=== Input rows ===

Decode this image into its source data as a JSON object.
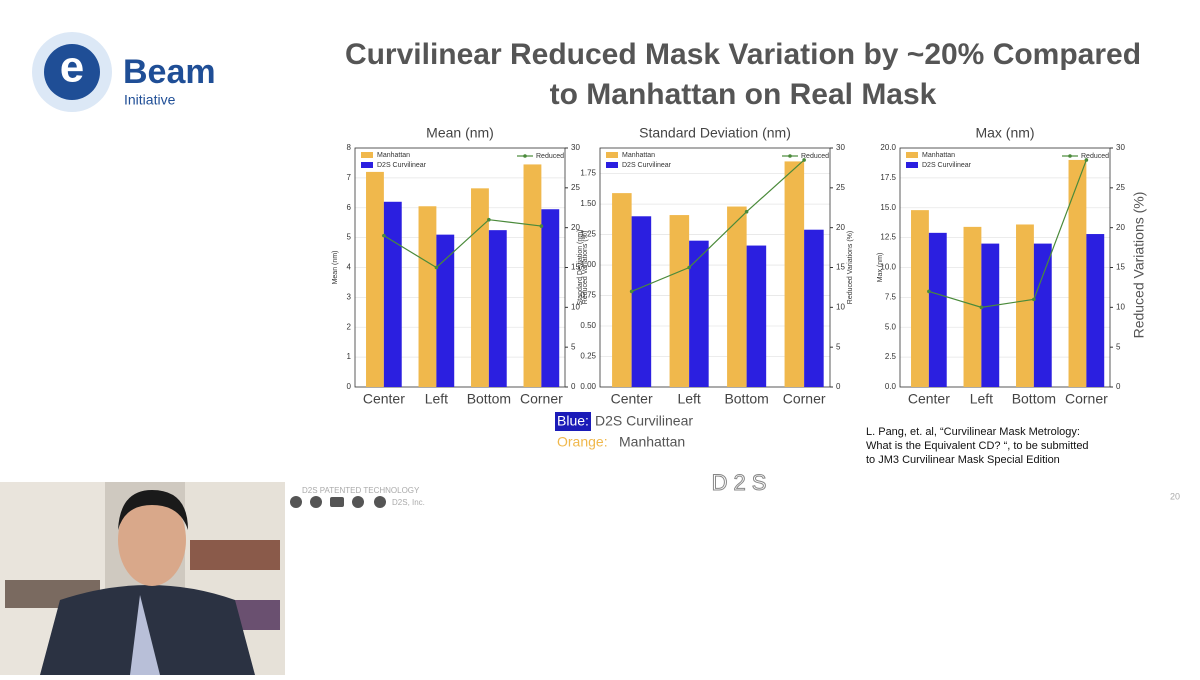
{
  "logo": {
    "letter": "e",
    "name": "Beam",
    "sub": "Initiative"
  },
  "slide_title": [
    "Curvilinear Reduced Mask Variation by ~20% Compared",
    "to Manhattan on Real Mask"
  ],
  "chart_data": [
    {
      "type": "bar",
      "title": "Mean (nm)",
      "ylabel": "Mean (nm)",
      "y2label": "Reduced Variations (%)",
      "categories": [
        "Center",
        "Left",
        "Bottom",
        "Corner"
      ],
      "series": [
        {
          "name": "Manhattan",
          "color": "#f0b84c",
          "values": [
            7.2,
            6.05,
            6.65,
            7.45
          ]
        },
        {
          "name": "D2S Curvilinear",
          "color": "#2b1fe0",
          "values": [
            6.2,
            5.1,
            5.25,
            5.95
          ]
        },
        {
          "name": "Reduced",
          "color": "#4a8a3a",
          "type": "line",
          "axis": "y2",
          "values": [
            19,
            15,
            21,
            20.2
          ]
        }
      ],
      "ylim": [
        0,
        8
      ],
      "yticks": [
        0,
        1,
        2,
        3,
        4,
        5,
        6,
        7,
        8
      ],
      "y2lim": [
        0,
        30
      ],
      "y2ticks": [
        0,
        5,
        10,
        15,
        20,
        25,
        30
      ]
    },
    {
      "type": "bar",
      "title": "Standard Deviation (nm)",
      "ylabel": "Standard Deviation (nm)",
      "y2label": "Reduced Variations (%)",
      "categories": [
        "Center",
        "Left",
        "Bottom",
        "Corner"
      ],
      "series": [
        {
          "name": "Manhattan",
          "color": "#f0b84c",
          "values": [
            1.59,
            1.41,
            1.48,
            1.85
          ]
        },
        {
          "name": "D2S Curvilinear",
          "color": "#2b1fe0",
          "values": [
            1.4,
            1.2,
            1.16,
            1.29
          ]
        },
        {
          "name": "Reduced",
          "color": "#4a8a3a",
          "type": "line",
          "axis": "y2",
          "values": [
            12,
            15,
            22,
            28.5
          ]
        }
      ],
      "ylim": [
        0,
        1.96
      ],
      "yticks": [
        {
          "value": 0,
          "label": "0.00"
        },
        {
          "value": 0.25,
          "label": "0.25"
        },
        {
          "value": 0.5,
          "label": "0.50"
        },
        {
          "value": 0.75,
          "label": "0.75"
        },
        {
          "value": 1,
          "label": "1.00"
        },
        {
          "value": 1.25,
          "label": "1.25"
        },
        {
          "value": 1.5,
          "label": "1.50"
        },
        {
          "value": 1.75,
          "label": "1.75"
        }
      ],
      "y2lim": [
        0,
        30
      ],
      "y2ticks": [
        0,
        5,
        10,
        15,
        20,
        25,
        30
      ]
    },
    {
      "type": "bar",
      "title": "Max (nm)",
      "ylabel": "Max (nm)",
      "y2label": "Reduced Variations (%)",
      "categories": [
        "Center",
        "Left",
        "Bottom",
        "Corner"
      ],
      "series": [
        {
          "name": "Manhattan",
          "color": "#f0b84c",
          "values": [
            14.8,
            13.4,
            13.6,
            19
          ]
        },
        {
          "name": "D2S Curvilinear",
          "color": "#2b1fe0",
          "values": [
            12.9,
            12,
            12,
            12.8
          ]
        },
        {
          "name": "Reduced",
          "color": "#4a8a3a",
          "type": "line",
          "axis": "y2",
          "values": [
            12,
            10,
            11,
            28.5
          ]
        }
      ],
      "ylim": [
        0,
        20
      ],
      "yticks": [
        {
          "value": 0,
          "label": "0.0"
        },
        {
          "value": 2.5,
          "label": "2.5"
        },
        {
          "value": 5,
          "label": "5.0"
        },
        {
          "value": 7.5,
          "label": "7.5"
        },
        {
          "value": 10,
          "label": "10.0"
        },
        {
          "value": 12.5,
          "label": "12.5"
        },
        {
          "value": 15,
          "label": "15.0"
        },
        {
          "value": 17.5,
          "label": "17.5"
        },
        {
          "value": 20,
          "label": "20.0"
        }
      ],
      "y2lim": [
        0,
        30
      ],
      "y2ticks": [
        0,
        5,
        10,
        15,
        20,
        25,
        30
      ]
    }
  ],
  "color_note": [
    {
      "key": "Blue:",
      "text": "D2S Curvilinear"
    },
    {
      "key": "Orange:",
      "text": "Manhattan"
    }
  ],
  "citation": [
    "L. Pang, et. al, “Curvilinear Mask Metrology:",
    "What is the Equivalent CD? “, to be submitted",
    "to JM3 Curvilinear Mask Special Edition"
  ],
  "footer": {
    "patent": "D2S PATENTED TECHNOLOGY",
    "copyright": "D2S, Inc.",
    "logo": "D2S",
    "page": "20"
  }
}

===

The request
Scan the records above for the string "Mask", then select every line that holds it.

Response
    "Curvilinear Reduced Mask Variation by ~20% Compared",
    "to Manhattan on Real Mask"
    "L. Pang, et. al, “Curvilinear Mask Metrology:",
    "to JM3 Curvilinear Mask Special Edition"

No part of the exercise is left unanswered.